■ Directive:
Make an exact copy of the lines, leaving the pictures out.

■ Exercise inputs:
************

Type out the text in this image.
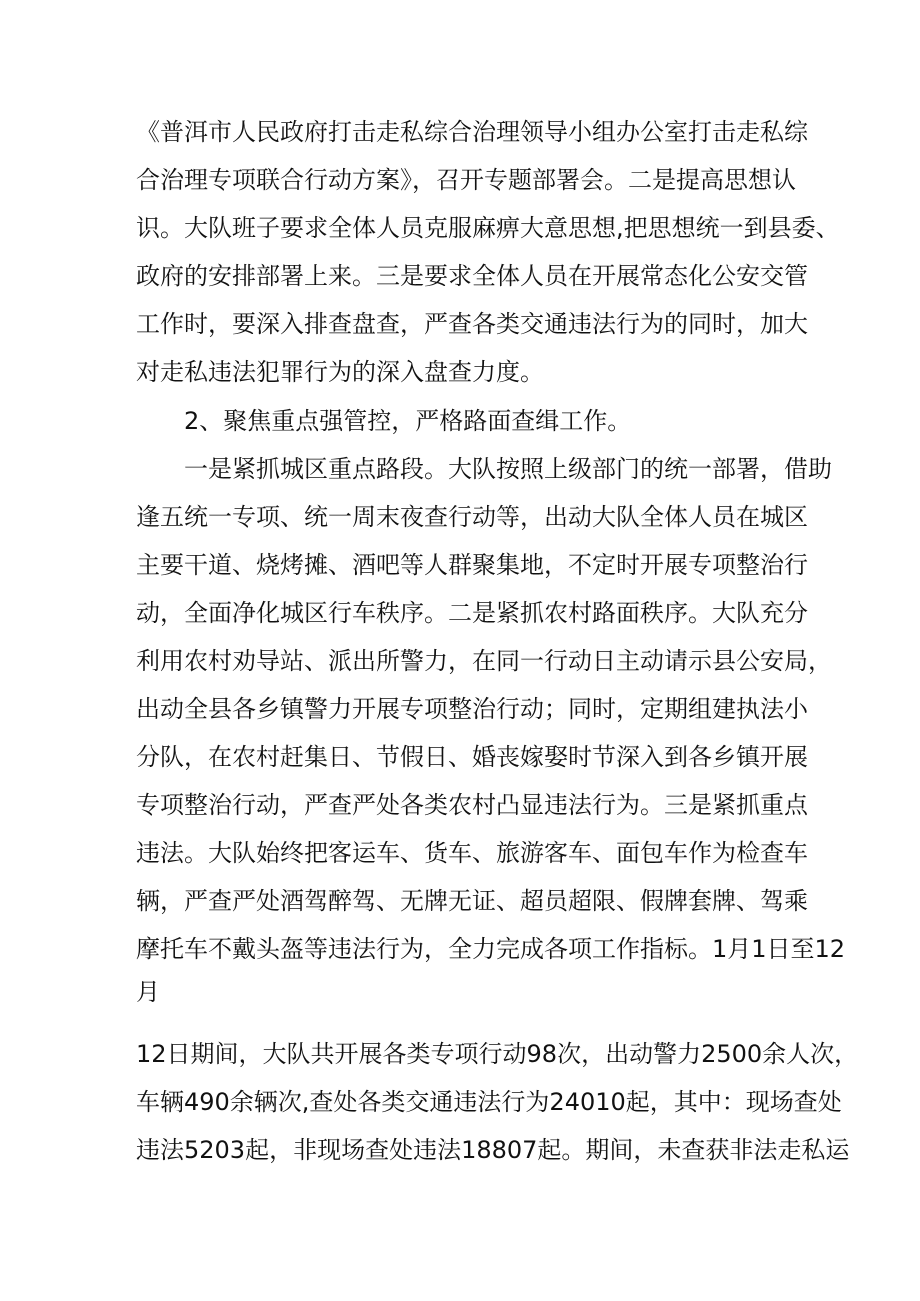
《普洱市人民政府打击走私综合治理领导小组办公室打击走私综
合治理专项联合行动方案》，召开专题部署会。二是提高思想认
识。大队班子要求全体人员克服麻痹大意思想,把思想统一到县委、
政府的安排部署上来。三是要求全体人员在开展常态化公安交管
工作时，要深入排查盘查，严查各类交通违法行为的同时，加大
对走私违法犯罪行为的深入盘查力度。
2、聚焦重点强管控，严格路面查缉工作。
一是紧抓城区重点路段。大队按照上级部门的统一部署，借助
逢五统一专项、统一周末夜查行动等，出动大队全体人员在城区
主要干道、烧烤摊、酒吧等人群聚集地，不定时开展专项整治行
动，全面净化城区行车秩序。二是紧抓农村路面秩序。大队充分
利用农村劝导站、派出所警力，在同一行动日主动请示县公安局，
出动全县各乡镇警力开展专项整治行动；同时，定期组建执法小
分队，在农村赶集日、节假日、婚丧嫁娶时节深入到各乡镇开展
专项整治行动，严查严处各类农村凸显违法行为。三是紧抓重点
违法。大队始终把客运车、货车、旅游客车、面包车作为检查车
辆，严查严处酒驾醉驾、无牌无证、超员超限、假牌套牌、驾乘
摩托车不戴头盔等违法行为，全力完成各项工作指标。1月1日至12
月
12日期间，大队共开展各类专项行动98次，出动警力2500余人次，
车辆490余辆次,查处各类交通违法行为24010起，其中：现场查处
违法5203起，非现场查处违法18807起。期间，未查获非法走私运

************

■ Task result:
Type out the text in this image.
《普洱市人民政府打击走私综合治理领导小组办公室打击走私综
合治理专项联合行动方案》，召开专题部署会。二是提高思想认
识。大队班子要求全体人员克服麻痹大意思想,把思想统一到县委、
政府的安排部署上来。三是要求全体人员在开展常态化公安交管
工作时，要深入排查盘查，严查各类交通违法行为的同时，加大
对走私违法犯罪行为的深入盘查力度。
2、聚焦重点强管控，严格路面查缉工作。
一是紧抓城区重点路段。大队按照上级部门的统一部署，借助
逢五统一专项、统一周末夜查行动等，出动大队全体人员在城区
主要干道、烧烤摊、酒吧等人群聚集地，不定时开展专项整治行
动，全面净化城区行车秩序。二是紧抓农村路面秩序。大队充分
利用农村劝导站、派出所警力，在同一行动日主动请示县公安局，
出动全县各乡镇警力开展专项整治行动；同时，定期组建执法小
分队，在农村赶集日、节假日、婚丧嫁娶时节深入到各乡镇开展
专项整治行动，严查严处各类农村凸显违法行为。三是紧抓重点
违法。大队始终把客运车、货车、旅游客车、面包车作为检查车
辆，严查严处酒驾醉驾、无牌无证、超员超限、假牌套牌、驾乘
摩托车不戴头盔等违法行为，全力完成各项工作指标。1月1日至12
月
12日期间，大队共开展各类专项行动98次，出动警力2500余人次，
车辆490余辆次,查处各类交通违法行为24010起，其中：现场查处
违法5203起，非现场查处违法18807起。期间，未查获非法走私运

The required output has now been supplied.